>>>

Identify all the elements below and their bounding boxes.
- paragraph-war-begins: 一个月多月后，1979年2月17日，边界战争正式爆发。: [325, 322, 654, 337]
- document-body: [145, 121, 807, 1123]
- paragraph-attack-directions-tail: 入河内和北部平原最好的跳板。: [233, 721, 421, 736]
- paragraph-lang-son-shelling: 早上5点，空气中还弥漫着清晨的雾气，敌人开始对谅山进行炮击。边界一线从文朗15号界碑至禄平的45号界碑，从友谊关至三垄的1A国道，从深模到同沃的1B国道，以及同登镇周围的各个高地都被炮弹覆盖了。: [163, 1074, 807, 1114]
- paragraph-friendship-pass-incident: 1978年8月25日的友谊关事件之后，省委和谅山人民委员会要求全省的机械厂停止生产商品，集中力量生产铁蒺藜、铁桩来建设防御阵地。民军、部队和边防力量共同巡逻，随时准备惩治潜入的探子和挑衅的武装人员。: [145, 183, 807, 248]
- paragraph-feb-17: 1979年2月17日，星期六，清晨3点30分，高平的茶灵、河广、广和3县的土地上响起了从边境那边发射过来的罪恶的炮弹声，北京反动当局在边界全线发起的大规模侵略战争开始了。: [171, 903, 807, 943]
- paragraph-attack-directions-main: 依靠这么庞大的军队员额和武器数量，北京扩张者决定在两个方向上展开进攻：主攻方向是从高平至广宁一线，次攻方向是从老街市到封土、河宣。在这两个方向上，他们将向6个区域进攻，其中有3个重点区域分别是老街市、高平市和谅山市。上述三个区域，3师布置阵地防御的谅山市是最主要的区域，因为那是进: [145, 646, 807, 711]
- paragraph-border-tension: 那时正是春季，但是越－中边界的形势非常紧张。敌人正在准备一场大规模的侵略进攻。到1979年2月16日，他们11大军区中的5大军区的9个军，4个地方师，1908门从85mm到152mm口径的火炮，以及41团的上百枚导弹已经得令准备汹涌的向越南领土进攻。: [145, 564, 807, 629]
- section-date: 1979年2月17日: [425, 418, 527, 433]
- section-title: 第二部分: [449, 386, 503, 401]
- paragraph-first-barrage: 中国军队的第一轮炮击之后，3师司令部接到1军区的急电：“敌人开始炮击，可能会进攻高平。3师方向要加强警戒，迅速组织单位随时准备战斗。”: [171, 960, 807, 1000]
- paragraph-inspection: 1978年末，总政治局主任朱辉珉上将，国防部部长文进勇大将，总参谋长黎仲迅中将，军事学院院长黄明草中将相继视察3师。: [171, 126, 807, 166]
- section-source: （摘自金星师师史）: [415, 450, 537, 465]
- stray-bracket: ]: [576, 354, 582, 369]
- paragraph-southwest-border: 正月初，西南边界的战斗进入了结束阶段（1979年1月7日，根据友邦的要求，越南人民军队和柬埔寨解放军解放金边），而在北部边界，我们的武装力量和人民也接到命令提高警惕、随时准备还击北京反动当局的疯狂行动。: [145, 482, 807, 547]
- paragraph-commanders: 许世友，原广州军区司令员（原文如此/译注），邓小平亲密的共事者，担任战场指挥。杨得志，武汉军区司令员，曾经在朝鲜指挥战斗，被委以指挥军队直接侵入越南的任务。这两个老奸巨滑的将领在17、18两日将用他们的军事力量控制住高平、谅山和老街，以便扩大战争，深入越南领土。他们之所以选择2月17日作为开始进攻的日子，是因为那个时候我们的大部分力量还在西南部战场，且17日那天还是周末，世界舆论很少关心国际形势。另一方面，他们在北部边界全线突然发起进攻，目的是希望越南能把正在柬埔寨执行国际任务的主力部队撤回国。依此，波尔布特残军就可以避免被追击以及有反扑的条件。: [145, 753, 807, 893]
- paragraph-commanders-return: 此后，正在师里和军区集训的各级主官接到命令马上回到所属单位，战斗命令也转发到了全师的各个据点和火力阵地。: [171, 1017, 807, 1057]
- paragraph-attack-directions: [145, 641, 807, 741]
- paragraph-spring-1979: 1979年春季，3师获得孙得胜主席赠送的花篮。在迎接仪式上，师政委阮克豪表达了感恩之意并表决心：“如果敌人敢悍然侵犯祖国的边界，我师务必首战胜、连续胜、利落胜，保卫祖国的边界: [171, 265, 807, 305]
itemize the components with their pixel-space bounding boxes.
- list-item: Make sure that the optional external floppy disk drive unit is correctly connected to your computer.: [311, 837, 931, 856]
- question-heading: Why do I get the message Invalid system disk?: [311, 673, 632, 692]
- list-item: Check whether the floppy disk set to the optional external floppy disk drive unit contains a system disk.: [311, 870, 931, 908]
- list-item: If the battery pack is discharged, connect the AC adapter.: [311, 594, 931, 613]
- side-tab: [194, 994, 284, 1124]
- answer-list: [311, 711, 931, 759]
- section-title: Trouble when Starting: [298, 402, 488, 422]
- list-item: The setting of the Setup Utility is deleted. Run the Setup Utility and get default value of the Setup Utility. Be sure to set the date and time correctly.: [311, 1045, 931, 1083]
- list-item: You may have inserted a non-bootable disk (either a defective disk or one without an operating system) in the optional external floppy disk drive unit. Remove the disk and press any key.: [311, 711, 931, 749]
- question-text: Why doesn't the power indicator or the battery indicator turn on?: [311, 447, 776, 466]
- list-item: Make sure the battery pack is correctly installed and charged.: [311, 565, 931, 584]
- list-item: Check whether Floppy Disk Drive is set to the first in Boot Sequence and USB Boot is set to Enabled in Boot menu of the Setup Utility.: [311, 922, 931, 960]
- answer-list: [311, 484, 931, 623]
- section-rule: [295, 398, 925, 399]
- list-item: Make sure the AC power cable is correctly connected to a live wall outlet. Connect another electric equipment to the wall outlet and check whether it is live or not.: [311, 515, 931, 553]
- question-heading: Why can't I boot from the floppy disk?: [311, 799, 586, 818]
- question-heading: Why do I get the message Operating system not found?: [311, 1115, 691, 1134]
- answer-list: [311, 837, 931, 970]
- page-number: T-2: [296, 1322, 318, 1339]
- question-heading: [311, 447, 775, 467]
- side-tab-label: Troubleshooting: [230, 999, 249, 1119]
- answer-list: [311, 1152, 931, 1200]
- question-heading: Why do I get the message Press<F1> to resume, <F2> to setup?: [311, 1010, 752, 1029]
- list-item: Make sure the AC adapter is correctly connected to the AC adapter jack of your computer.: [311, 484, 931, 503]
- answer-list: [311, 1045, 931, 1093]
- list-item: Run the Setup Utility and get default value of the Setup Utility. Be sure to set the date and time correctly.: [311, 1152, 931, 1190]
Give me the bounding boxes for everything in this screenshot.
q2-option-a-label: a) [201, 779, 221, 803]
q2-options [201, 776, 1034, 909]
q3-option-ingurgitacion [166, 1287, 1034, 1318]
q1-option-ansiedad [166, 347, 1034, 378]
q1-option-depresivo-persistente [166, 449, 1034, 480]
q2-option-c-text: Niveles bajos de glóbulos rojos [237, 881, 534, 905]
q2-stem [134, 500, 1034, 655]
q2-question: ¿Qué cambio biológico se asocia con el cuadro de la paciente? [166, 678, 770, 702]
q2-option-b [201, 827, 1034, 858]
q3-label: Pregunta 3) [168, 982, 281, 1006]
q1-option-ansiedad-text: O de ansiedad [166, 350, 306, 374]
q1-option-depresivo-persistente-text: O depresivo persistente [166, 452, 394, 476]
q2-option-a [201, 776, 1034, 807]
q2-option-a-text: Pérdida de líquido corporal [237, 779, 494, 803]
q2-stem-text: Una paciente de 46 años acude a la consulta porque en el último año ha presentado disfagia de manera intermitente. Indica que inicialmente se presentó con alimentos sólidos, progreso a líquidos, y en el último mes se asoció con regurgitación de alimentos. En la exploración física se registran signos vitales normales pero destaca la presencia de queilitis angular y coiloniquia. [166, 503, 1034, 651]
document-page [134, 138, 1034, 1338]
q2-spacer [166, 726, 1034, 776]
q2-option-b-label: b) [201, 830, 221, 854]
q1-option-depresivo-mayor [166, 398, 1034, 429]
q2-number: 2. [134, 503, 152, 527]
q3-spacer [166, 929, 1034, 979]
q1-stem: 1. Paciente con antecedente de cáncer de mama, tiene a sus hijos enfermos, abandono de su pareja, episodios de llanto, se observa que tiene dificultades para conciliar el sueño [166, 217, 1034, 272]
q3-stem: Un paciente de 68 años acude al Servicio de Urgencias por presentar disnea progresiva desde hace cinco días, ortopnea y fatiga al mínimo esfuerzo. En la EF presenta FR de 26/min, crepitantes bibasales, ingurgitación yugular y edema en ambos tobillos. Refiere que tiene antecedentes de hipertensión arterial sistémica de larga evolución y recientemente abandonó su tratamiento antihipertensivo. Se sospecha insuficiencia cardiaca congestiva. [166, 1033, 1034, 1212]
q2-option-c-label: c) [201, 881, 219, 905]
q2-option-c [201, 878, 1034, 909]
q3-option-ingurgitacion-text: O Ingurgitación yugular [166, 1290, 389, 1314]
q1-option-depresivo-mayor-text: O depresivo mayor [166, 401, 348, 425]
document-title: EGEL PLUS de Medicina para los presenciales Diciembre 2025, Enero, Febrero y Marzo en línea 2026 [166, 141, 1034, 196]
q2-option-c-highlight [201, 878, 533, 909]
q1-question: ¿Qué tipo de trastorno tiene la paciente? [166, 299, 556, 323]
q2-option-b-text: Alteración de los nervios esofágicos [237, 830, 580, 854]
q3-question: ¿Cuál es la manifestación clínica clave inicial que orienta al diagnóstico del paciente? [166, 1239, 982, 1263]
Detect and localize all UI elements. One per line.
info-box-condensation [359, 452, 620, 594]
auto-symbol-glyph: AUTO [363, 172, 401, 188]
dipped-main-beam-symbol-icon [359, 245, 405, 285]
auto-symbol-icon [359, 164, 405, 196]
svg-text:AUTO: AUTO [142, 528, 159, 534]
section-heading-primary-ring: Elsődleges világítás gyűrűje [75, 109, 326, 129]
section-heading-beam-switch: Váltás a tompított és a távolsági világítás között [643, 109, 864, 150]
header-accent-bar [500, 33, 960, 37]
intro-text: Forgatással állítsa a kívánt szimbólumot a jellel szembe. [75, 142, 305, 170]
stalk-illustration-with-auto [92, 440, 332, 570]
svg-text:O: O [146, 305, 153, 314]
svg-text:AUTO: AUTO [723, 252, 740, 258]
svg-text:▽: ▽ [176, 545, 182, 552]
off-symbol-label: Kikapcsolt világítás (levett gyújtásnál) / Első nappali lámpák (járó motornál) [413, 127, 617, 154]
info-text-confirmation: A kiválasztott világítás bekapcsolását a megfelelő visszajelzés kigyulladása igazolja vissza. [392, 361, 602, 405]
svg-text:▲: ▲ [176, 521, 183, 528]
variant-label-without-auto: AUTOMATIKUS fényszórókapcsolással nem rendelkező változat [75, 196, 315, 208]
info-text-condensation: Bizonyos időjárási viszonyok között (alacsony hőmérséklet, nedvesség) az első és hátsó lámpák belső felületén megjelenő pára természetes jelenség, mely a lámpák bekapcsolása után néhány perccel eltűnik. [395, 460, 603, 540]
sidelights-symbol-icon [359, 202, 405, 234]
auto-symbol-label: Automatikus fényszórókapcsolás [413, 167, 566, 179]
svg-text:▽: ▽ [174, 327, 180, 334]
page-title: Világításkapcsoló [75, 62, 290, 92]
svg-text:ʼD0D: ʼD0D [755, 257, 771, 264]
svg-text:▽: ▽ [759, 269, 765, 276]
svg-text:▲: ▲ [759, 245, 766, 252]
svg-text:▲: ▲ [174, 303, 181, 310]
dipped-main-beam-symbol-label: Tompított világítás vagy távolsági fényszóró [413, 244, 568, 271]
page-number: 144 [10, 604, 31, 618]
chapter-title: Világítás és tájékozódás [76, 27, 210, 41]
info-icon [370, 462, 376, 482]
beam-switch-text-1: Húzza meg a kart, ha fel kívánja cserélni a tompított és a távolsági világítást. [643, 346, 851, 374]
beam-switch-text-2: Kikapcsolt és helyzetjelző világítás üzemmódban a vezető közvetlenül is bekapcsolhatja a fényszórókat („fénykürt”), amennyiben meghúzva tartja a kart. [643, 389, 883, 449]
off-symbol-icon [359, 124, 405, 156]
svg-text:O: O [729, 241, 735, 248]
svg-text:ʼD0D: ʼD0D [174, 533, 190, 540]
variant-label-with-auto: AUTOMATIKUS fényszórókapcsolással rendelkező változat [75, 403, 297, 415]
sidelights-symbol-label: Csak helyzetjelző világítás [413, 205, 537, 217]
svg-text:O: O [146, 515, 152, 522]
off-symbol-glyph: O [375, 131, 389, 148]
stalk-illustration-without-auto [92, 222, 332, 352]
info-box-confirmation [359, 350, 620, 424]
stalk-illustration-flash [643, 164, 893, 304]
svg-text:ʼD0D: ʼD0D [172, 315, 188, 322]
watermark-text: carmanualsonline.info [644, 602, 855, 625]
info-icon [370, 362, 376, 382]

<<<

Reproduce verbatim every line of the records from the first line through the line containing "1074, 807, 1114]", with both ends included.

Exercise answer:
Identify all the elements below and their bounding boxes.
- paragraph-war-begins: 一个月多月后，1979年2月17日，边界战争正式爆发。: [325, 322, 654, 337]
- document-body: [145, 121, 807, 1123]
- paragraph-attack-directions-tail: 入河内和北部平原最好的跳板。: [233, 721, 421, 736]
- paragraph-lang-son-shelling: 早上5点，空气中还弥漫着清晨的雾气，敌人开始对谅山进行炮击。边界一线从文朗15号界碑至禄平的45号界碑，从友谊关至三垄的1A国道，从深模到同沃的1B国道，以及同登镇周围的各个高地都被炮弹覆盖了。: [163, 1074, 807, 1114]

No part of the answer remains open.